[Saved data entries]
====

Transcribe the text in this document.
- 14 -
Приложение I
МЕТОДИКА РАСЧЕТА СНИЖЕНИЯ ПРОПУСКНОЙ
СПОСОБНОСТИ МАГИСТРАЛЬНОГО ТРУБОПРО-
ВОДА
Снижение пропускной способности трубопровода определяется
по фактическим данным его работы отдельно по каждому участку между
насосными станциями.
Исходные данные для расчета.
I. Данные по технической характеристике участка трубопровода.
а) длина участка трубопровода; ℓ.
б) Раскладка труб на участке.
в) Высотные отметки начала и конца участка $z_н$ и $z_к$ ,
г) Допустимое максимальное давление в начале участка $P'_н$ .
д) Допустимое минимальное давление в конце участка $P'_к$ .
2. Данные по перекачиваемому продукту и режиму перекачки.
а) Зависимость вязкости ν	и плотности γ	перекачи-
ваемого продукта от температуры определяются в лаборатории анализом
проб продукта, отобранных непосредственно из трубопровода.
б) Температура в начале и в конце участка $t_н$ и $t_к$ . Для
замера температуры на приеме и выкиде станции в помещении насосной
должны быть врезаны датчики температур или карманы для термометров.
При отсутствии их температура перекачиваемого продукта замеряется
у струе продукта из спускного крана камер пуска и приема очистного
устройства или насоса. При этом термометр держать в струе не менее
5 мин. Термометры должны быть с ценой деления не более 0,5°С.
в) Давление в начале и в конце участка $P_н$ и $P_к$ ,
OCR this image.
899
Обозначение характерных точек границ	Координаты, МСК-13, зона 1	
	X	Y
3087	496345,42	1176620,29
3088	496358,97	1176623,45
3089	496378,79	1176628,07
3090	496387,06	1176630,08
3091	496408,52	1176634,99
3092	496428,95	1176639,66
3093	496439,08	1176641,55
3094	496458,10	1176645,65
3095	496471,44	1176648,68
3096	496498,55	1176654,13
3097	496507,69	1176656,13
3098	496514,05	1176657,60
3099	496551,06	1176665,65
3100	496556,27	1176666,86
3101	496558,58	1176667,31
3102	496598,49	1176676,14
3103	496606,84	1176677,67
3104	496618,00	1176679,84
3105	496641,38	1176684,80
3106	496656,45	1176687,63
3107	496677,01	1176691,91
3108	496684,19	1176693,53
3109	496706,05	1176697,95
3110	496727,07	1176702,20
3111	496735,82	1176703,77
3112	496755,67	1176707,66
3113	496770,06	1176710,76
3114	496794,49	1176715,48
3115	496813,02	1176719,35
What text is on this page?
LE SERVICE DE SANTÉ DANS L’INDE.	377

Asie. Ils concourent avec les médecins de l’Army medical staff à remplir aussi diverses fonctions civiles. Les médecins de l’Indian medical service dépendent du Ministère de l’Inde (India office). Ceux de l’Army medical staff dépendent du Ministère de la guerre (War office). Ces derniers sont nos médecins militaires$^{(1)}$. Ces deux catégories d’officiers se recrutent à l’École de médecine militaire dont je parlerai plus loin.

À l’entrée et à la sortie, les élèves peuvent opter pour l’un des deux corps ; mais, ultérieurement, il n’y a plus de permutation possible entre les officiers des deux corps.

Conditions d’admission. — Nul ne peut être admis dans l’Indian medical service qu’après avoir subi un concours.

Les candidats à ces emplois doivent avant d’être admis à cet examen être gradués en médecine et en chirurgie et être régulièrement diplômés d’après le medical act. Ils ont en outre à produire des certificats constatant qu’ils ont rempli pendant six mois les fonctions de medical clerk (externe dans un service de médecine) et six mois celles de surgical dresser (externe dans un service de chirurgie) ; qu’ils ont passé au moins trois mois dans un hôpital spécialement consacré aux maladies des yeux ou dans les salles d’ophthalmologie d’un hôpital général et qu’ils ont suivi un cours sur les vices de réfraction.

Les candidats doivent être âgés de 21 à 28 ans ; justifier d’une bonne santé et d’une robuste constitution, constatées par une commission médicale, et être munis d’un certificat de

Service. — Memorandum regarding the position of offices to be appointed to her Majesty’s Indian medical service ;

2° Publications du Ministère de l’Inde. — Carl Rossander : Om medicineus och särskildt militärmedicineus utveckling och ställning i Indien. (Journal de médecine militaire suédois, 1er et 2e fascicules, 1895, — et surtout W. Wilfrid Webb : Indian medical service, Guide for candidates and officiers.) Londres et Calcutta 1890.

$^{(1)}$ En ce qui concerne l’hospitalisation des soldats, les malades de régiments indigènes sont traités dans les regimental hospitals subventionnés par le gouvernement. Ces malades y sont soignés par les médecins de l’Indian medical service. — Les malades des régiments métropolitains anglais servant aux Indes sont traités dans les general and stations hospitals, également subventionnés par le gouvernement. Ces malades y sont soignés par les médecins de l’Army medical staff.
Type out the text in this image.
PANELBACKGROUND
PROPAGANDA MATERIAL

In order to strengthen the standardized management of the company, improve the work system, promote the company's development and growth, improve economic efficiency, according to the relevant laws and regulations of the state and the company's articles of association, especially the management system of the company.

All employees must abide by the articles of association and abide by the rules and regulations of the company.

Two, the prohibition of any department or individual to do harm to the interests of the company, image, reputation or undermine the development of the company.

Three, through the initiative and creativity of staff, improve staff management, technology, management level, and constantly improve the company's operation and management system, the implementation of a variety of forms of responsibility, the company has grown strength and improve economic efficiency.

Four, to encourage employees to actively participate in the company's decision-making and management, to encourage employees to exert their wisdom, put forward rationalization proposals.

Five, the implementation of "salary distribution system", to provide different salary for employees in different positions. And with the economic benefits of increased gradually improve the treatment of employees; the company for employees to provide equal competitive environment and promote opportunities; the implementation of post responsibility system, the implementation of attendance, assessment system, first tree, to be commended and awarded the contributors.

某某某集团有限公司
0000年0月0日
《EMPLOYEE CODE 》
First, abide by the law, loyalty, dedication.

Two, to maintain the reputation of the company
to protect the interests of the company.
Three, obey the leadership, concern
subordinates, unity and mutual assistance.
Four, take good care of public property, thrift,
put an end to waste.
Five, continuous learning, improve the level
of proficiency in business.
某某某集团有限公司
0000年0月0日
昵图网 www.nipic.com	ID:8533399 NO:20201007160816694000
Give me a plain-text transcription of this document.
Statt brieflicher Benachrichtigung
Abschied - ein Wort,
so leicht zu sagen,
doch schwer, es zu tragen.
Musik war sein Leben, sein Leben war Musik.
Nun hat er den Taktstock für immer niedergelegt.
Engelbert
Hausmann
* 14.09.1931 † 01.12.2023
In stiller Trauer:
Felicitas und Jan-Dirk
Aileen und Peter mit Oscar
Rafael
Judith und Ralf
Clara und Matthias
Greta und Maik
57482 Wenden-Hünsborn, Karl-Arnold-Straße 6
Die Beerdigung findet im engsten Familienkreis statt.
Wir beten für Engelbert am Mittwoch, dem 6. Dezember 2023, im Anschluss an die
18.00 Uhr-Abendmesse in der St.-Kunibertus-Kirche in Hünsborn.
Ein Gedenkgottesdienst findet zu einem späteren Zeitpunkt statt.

====

→ **Requirements**
Tally every line of the listing that holds the string "должны", then give the number by itself.

→ **Output for this task**
2